> _Data for this task_
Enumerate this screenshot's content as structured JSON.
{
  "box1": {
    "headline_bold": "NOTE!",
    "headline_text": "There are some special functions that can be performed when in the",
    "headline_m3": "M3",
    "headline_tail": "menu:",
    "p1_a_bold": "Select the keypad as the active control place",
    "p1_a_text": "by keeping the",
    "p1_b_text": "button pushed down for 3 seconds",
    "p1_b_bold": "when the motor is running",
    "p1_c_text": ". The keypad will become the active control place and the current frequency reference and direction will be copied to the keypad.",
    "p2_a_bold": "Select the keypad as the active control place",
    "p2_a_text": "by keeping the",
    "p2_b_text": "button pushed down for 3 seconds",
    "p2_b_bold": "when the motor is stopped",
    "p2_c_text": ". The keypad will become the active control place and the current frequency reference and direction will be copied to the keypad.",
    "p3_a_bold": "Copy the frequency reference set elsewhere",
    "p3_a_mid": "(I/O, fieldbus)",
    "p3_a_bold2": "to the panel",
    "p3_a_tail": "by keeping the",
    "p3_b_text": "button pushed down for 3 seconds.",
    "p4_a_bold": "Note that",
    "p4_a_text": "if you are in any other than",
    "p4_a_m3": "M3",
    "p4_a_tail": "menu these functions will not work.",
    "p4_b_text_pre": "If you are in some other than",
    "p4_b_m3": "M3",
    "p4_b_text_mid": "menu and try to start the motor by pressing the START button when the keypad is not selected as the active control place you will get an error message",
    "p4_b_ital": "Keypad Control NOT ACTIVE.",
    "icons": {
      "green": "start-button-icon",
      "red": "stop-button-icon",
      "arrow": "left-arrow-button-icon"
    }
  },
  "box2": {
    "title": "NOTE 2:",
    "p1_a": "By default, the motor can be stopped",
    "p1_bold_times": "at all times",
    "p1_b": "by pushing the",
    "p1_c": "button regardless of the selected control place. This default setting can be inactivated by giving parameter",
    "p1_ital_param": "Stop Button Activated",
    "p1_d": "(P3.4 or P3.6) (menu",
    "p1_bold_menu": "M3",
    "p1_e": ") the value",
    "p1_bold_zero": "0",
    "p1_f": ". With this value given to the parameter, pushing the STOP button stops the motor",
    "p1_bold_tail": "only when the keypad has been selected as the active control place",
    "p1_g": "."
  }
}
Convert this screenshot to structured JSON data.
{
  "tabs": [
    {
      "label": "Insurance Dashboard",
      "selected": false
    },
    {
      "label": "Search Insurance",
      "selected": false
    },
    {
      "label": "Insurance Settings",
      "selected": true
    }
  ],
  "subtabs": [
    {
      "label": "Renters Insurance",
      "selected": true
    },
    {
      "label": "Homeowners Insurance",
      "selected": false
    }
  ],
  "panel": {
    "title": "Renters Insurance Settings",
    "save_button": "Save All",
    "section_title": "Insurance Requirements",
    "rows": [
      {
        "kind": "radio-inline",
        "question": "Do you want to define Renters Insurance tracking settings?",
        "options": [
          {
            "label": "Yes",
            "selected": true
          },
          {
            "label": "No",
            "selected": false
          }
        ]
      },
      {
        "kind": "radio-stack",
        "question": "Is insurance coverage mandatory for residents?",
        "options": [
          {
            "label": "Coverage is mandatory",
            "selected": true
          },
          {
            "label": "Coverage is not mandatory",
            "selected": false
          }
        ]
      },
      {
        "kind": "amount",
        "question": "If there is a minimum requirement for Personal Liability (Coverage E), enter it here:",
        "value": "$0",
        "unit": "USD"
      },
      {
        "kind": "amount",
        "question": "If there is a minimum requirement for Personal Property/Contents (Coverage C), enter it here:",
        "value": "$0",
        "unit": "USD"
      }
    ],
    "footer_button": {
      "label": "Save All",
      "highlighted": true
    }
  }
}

> _Exercise task_
Output the lines above verbatim and in full.

> _Written answer_
Enumerate this screenshot's content as structured JSON.
{
  "box1": {
    "headline_bold": "NOTE!",
    "headline_text": "There are some special functions that can be performed when in the",
    "headline_m3": "M3",
    "headline_tail": "menu:",
    "p1_a_bold": "Select the keypad as the active control place",
    "p1_a_text": "by keeping the",
    "p1_b_text": "button pushed down for 3 seconds",
    "p1_b_bold": "when the motor is running",
    "p1_c_text": ". The keypad will become the active control place and the current frequency reference and direction will be copied to the keypad.",
    "p2_a_bold": "Select the keypad as the active control place",
    "p2_a_text": "by keeping the",
    "p2_b_text": "button pushed down for 3 seconds",
    "p2_b_bold": "when the motor is stopped",
    "p2_c_text": ". The keypad will become the active control place and the current frequency reference and direction will be copied to the keypad.",
    "p3_a_bold": "Copy the frequency reference set elsewhere",
    "p3_a_mid": "(I/O, fieldbus)",
    "p3_a_bold2": "to the panel",
    "p3_a_tail": "by keeping the",
    "p3_b_text": "button pushed down for 3 seconds.",
    "p4_a_bold": "Note that",
    "p4_a_text": "if you are in any other than",
    "p4_a_m3": "M3",
    "p4_a_tail": "menu these functions will not work.",
    "p4_b_text_pre": "If you are in some other than",
    "p4_b_m3": "M3",
    "p4_b_text_mid": "menu and try to start the motor by pressing the START button when the keypad is not selected as the active control place you will get an error message",
    "p4_b_ital": "Keypad Control NOT ACTIVE.",
    "icons": {
      "green": "start-button-icon",
      "red": "stop-button-icon",
      "arrow": "left-arrow-button-icon"
    }
  },
  "box2": {
    "title": "NOTE 2:",
    "p1_a": "By default, the motor can be stopped",
    "p1_bold_times": "at all times",
    "p1_b": "by pushing the",
    "p1_c": "button regardless of the selected control place. This default setting can be inactivated by giving parameter",
    "p1_ital_param": "Stop Button Activated",
    "p1_d": "(P3.4 or P3.6) (menu",
    "p1_bold_menu": "M3",
    "p1_e": ") the value",
    "p1_bold_zero": "0",
    "p1_f": ". With this value given to the parameter, pushing the STOP button stops the motor",
    "p1_bold_tail": "only when the keypad has been selected as the active control place",
    "p1_g": "."
  }
}
Convert this screenshot to structured JSON data.
{
  "tabs": [
    {
      "label": "Insurance Dashboard",
      "selected": false
    },
    {
      "label": "Search Insurance",
      "selected": false
    },
    {
      "label": "Insurance Settings",
      "selected": true
    }
  ],
  "subtabs": [
    {
      "label": "Renters Insurance",
      "selected": true
    },
    {
      "label": "Homeowners Insurance",
      "selected": false
    }
  ],
  "panel": {
    "title": "Renters Insurance Settings",
    "save_button": "Save All",
    "section_title": "Insurance Requirements",
    "rows": [
      {
        "kind": "radio-inline",
        "question": "Do you want to define Renters Insurance tracking settings?",
        "options": [
          {
            "label": "Yes",
            "selected": true
          },
          {
            "label": "No",
            "selected": false
          }
        ]
      },
      {
        "kind": "radio-stack",
        "question": "Is insurance coverage mandatory for residents?",
        "options": [
          {
            "label": "Coverage is mandatory",
            "selected": true
          },
          {
            "label": "Coverage is not mandatory",
            "selected": false
          }
        ]
      },
      {
        "kind": "amount",
        "question": "If there is a minimum requirement for Personal Liability (Coverage E), enter it here:",
        "value": "$0",
        "unit": "USD"
      },
      {
        "kind": "amount",
        "question": "If there is a minimum requirement for Personal Property/Contents (Coverage C), enter it here:",
        "value": "$0",
        "unit": "USD"
      }
    ],
    "footer_button": {
      "label": "Save All",
      "highlighted": true
    }
  }
}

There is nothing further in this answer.